(Given instruction): Return each line of the data below verbatim; pictures are to be left out.

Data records
%%

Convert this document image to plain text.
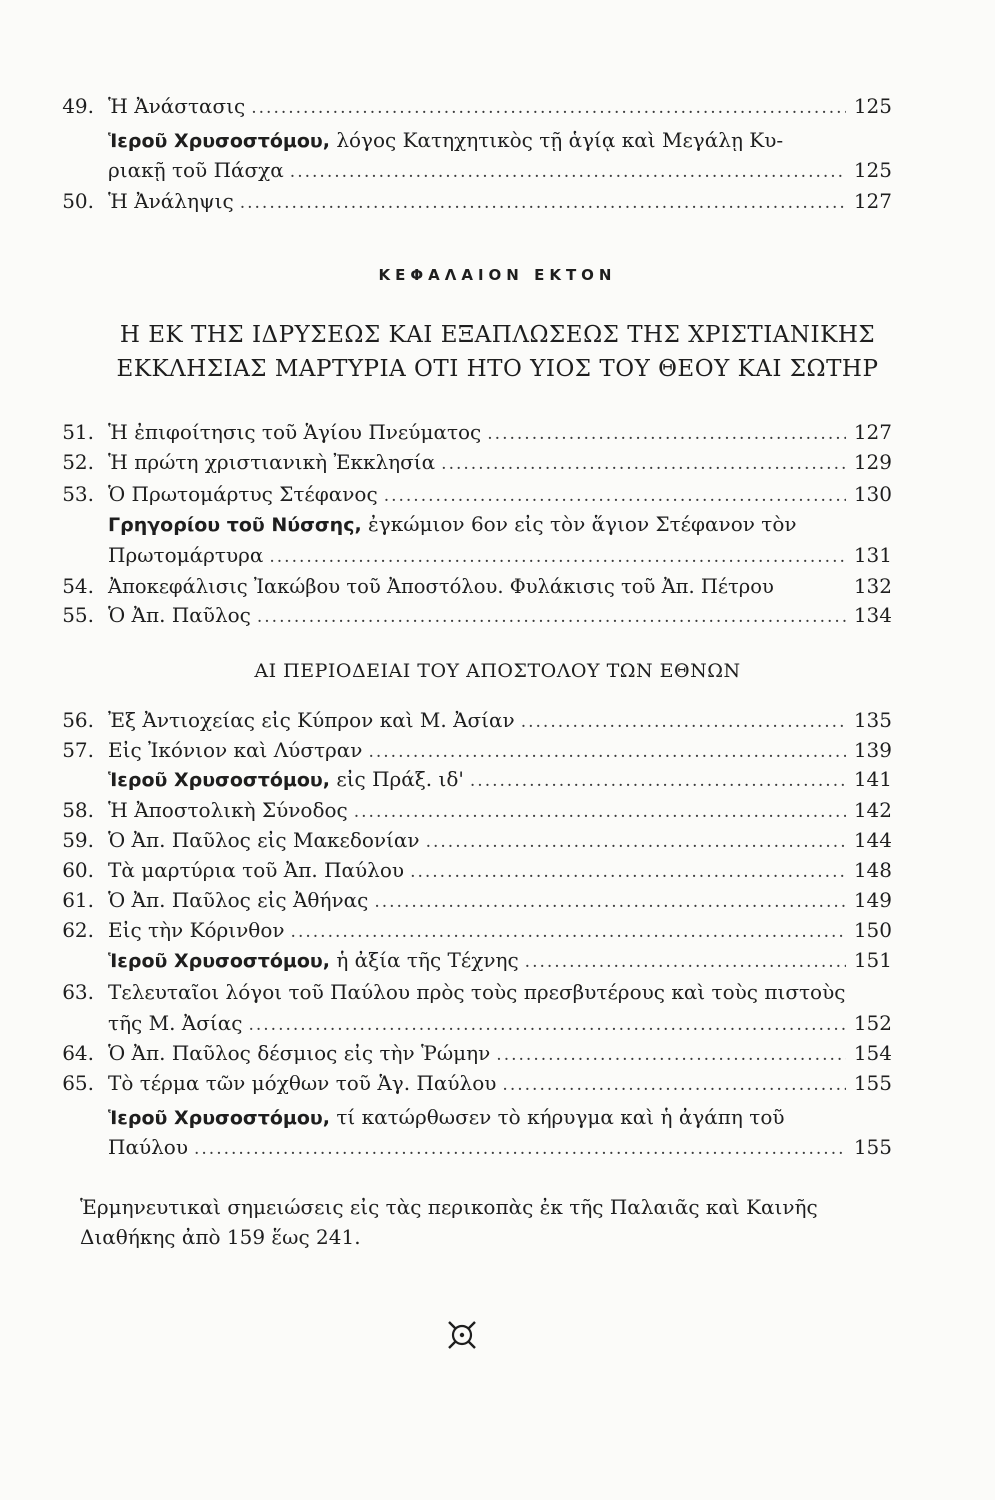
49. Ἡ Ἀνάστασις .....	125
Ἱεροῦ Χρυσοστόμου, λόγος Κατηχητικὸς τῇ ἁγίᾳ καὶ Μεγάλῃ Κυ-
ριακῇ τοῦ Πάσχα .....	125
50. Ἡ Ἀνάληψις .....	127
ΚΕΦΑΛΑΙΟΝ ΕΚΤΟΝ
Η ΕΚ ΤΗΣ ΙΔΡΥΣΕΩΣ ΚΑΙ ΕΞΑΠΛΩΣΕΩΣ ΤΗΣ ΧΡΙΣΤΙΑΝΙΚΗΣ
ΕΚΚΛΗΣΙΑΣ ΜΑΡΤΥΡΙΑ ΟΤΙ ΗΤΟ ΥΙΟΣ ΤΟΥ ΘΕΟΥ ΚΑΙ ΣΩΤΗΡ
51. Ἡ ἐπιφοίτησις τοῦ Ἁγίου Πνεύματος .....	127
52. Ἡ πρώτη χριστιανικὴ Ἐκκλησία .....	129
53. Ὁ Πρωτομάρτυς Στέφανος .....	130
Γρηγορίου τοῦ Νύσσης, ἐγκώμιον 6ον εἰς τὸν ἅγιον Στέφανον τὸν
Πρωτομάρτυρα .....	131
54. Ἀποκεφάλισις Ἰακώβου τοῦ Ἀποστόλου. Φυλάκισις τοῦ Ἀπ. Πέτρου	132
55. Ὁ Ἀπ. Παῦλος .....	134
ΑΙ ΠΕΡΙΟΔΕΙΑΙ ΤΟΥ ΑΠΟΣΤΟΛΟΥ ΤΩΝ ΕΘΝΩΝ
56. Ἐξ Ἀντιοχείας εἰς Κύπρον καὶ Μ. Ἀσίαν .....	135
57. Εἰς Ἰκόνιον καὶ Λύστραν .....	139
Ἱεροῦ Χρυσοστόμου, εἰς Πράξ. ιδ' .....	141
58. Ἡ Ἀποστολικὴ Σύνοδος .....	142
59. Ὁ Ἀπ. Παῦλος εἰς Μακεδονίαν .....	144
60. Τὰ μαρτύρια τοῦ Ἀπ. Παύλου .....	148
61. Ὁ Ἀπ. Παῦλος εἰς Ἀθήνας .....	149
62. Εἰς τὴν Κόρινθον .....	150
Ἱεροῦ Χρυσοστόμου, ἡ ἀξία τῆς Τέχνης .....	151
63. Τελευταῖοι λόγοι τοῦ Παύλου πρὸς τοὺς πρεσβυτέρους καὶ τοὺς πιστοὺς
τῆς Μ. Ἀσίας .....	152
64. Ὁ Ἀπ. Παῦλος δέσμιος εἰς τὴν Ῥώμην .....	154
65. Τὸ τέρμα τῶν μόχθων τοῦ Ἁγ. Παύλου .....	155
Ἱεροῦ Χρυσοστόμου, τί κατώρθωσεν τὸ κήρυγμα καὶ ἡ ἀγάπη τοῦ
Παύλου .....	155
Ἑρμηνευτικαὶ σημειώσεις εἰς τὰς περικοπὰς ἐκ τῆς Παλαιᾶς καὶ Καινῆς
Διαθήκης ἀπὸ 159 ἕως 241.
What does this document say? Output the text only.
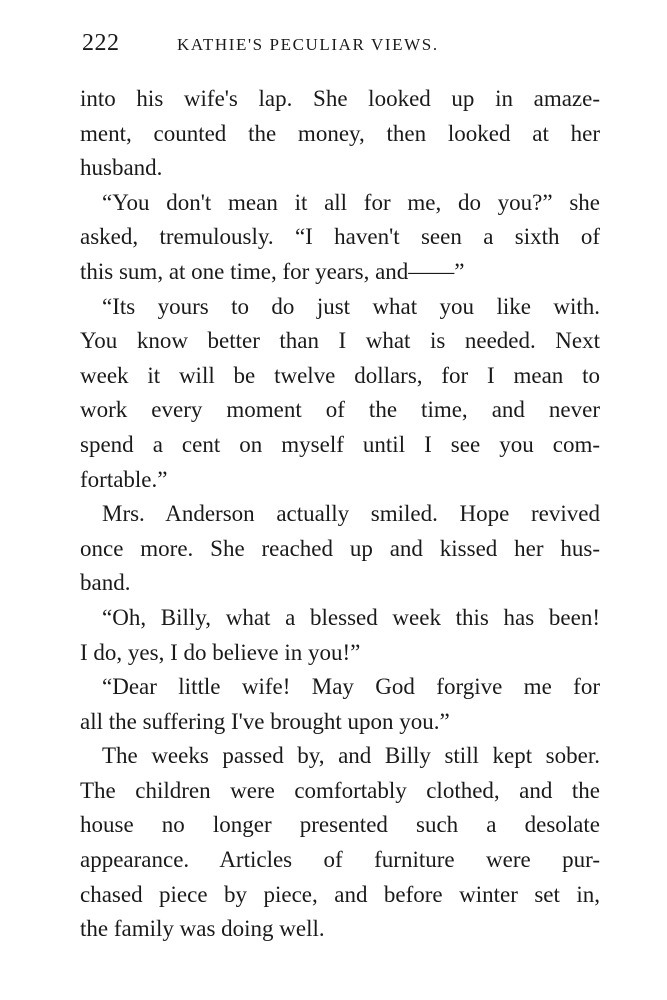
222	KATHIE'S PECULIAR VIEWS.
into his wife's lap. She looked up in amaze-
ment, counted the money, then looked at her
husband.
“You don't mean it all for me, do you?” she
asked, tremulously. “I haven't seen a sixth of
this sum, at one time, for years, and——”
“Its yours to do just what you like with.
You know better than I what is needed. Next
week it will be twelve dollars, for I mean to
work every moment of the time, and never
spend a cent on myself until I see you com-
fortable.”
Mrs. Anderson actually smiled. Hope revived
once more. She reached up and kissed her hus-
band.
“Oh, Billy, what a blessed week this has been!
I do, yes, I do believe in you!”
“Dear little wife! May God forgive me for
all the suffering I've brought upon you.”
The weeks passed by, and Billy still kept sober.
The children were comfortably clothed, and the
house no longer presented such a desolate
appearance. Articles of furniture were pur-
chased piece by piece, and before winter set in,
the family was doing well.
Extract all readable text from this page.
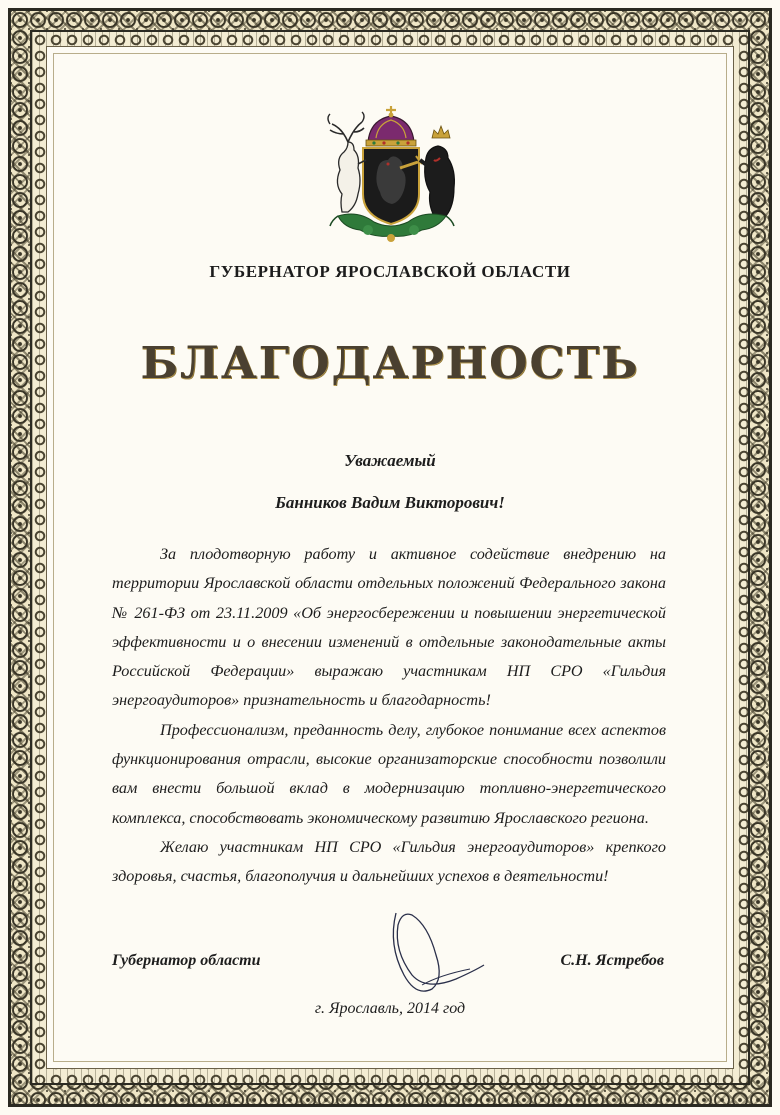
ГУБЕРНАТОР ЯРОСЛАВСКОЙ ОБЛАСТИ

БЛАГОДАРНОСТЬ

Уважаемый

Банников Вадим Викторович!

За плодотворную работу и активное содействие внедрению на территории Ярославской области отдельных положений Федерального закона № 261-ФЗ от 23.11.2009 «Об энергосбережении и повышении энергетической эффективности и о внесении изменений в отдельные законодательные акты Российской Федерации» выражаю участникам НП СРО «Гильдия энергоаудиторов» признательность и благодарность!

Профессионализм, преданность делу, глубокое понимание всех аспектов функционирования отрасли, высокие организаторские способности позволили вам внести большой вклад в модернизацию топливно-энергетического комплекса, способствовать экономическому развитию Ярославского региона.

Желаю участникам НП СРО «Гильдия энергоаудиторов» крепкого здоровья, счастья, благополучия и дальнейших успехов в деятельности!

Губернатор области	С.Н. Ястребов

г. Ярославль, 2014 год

%%

(Task solution):
Convert this document image to plain text.
49. Ἡ Ἀνάστασις .....	125
Ἱεροῦ Χρυσοστόμου, λόγος Κατηχητικὸς τῇ ἁγίᾳ καὶ Μεγάλῃ Κυ-
ριακῇ τοῦ Πάσχα .....	125
50. Ἡ Ἀνάληψις .....	127
ΚΕΦΑΛΑΙΟΝ ΕΚΤΟΝ
Η ΕΚ ΤΗΣ ΙΔΡΥΣΕΩΣ ΚΑΙ ΕΞΑΠΛΩΣΕΩΣ ΤΗΣ ΧΡΙΣΤΙΑΝΙΚΗΣ
ΕΚΚΛΗΣΙΑΣ ΜΑΡΤΥΡΙΑ ΟΤΙ ΗΤΟ ΥΙΟΣ ΤΟΥ ΘΕΟΥ ΚΑΙ ΣΩΤΗΡ
51. Ἡ ἐπιφοίτησις τοῦ Ἁγίου Πνεύματος .....	127
52. Ἡ πρώτη χριστιανικὴ Ἐκκλησία .....	129
53. Ὁ Πρωτομάρτυς Στέφανος .....	130
Γρηγορίου τοῦ Νύσσης, ἐγκώμιον 6ον εἰς τὸν ἅγιον Στέφανον τὸν
Πρωτομάρτυρα .....	131
54. Ἀποκεφάλισις Ἰακώβου τοῦ Ἀποστόλου. Φυλάκισις τοῦ Ἀπ. Πέτρου	132
55. Ὁ Ἀπ. Παῦλος .....	134
ΑΙ ΠΕΡΙΟΔΕΙΑΙ ΤΟΥ ΑΠΟΣΤΟΛΟΥ ΤΩΝ ΕΘΝΩΝ
56. Ἐξ Ἀντιοχείας εἰς Κύπρον καὶ Μ. Ἀσίαν .....	135
57. Εἰς Ἰκόνιον καὶ Λύστραν .....	139
Ἱεροῦ Χρυσοστόμου, εἰς Πράξ. ιδ' .....	141
58. Ἡ Ἀποστολικὴ Σύνοδος .....	142
59. Ὁ Ἀπ. Παῦλος εἰς Μακεδονίαν .....	144
60. Τὰ μαρτύρια τοῦ Ἀπ. Παύλου .....	148
61. Ὁ Ἀπ. Παῦλος εἰς Ἀθήνας .....	149
62. Εἰς τὴν Κόρινθον .....	150
Ἱεροῦ Χρυσοστόμου, ἡ ἀξία τῆς Τέχνης .....	151
63. Τελευταῖοι λόγοι τοῦ Παύλου πρὸς τοὺς πρεσβυτέρους καὶ τοὺς πιστοὺς
τῆς Μ. Ἀσίας .....	152
64. Ὁ Ἀπ. Παῦλος δέσμιος εἰς τὴν Ῥώμην .....	154
65. Τὸ τέρμα τῶν μόχθων τοῦ Ἁγ. Παύλου .....	155
Ἱεροῦ Χρυσοστόμου, τί κατώρθωσεν τὸ κήρυγμα καὶ ἡ ἀγάπη τοῦ
Παύλου .....	155
Ἑρμηνευτικαὶ σημειώσεις εἰς τὰς περικοπὰς ἐκ τῆς Παλαιᾶς καὶ Καινῆς
Διαθήκης ἀπὸ 159 ἕως 241.
What does this document say? Output the text only.
222	KATHIE'S PECULIAR VIEWS.
into his wife's lap. She looked up in amaze-
ment, counted the money, then looked at her
husband.
“You don't mean it all for me, do you?” she
asked, tremulously. “I haven't seen a sixth of
this sum, at one time, for years, and——”
“Its yours to do just what you like with.
You know better than I what is needed. Next
week it will be twelve dollars, for I mean to
work every moment of the time, and never
spend a cent on myself until I see you com-
fortable.”
Mrs. Anderson actually smiled. Hope revived
once more. She reached up and kissed her hus-
band.
“Oh, Billy, what a blessed week this has been!
I do, yes, I do believe in you!”
“Dear little wife! May God forgive me for
all the suffering I've brought upon you.”
The weeks passed by, and Billy still kept sober.
The children were comfortably clothed, and the
house no longer presented such a desolate
appearance. Articles of furniture were pur-
chased piece by piece, and before winter set in,
the family was doing well.
Extract all readable text from this page.
ГУБЕРНАТОР ЯРОСЛАВСКОЙ ОБЛАСТИ

БЛАГОДАРНОСТЬ

Уважаемый

Банников Вадим Викторович!

За плодотворную работу и активное содействие внедрению на территории Ярославской области отдельных положений Федерального закона № 261-ФЗ от 23.11.2009 «Об энергосбережении и повышении энергетической эффективности и о внесении изменений в отдельные законодательные акты Российской Федерации» выражаю участникам НП СРО «Гильдия энергоаудиторов» признательность и благодарность!

Профессионализм, преданность делу, глубокое понимание всех аспектов функционирования отрасли, высокие организаторские способности позволили вам внести большой вклад в модернизацию топливно-энергетического комплекса, способствовать экономическому развитию Ярославского региона.

Желаю участникам НП СРО «Гильдия энергоаудиторов» крепкого здоровья, счастья, благополучия и дальнейших успехов в деятельности!

Губернатор области	С.Н. Ястребов

г. Ярославль, 2014 год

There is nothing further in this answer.